▶ DIRECTIONS: Update the items by changing "turbine nozzle" to "nozzle assembly" wherever it occurs and keeping everything else unchanged. Leave out the pictures.

▶ INFORMATION SHOWN:
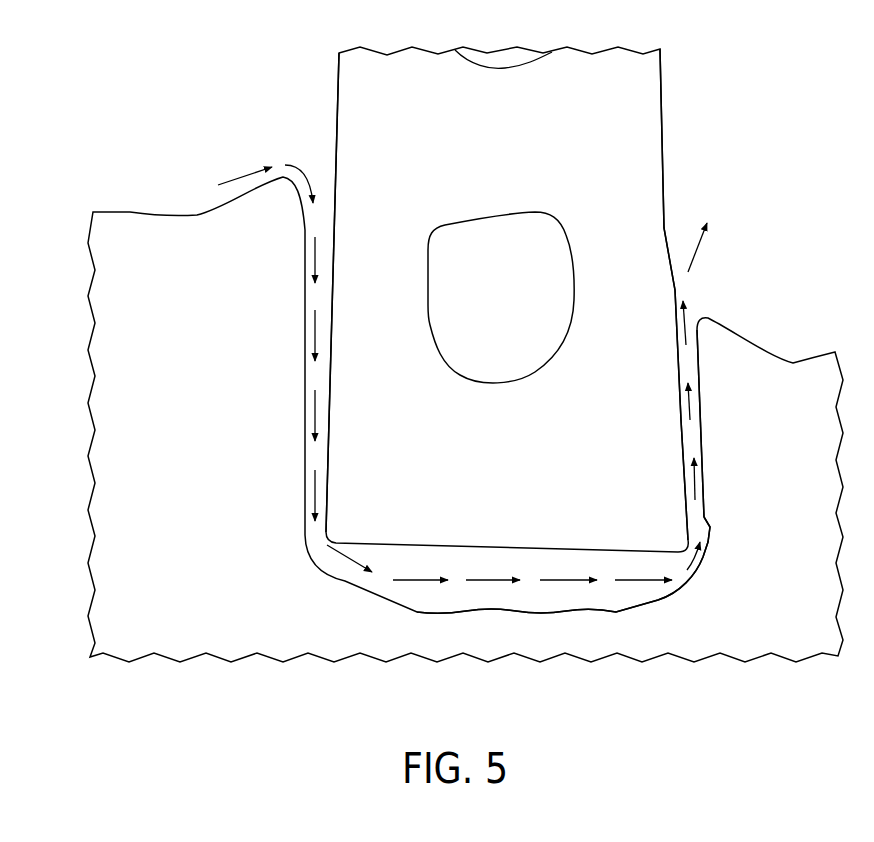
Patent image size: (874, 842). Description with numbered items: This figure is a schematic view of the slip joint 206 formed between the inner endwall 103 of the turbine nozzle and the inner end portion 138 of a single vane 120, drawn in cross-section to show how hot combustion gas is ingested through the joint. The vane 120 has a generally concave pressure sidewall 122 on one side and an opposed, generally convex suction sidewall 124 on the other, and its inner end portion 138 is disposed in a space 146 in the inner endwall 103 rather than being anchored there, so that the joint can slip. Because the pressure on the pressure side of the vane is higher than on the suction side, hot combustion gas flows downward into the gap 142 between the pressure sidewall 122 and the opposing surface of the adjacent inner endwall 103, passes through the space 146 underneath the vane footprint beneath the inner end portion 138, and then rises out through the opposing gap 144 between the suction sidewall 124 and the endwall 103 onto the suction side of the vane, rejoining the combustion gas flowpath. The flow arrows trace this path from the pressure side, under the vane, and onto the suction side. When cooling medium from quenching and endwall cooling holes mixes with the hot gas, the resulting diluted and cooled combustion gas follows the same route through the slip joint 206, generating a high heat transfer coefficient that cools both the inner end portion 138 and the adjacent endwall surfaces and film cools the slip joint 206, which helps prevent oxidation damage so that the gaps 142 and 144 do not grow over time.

The inner endwall 103 is at (135, 521).
The vane 120 is at (540, 84).
The pressure sidewall 122 is at (337, 116).
The suction sidewall 124 is at (667, 116).
The gap 142 is at (311, 229).
The opposing gap 144 is at (688, 343).
The slip joint 206 is at (710, 451).
The inner end portion 138 is at (694, 518).
The space 146 is at (533, 606).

▶ EXPECTED OUTPUT:
Patent image size: (874, 842). Description with numbered items: This figure is a schematic view of the slip joint 206 formed between the inner endwall 103 of the nozzle assembly and the inner end portion 138 of a single vane 120, drawn in cross-section to show how hot combustion gas is ingested through the joint. The vane 120 has a generally concave pressure sidewall 122 on one side and an opposed, generally convex suction sidewall 124 on the other, and its inner end portion 138 is disposed in a space 146 in the inner endwall 103 rather than being anchored there, so that the joint can slip. Because the pressure on the pressure side of the vane is higher than on the suction side, hot combustion gas flows downward into the gap 142 between the pressure sidewall 122 and the opposing surface of the adjacent inner endwall 103, passes through the space 146 underneath the vane footprint beneath the inner end portion 138, and then rises out through the opposing gap 144 between the suction sidewall 124 and the endwall 103 onto the suction side of the vane, rejoining the combustion gas flowpath. The flow arrows trace this path from the pressure side, under the vane, and onto the suction side. When cooling medium from quenching and endwall cooling holes mixes with the hot gas, the resulting diluted and cooled combustion gas follows the same route through the slip joint 206, generating a high heat transfer coefficient that cools both the inner end portion 138 and the adjacent endwall surfaces and film cools the slip joint 206, which helps prevent oxidation damage so that the gaps 142 and 144 do not grow over time.

The inner endwall 103 is at (135, 521).
The vane 120 is at (540, 84).
The pressure sidewall 122 is at (337, 116).
The suction sidewall 124 is at (667, 116).
The gap 142 is at (311, 229).
The opposing gap 144 is at (688, 343).
The slip joint 206 is at (710, 451).
The inner end portion 138 is at (694, 518).
The space 146 is at (533, 606).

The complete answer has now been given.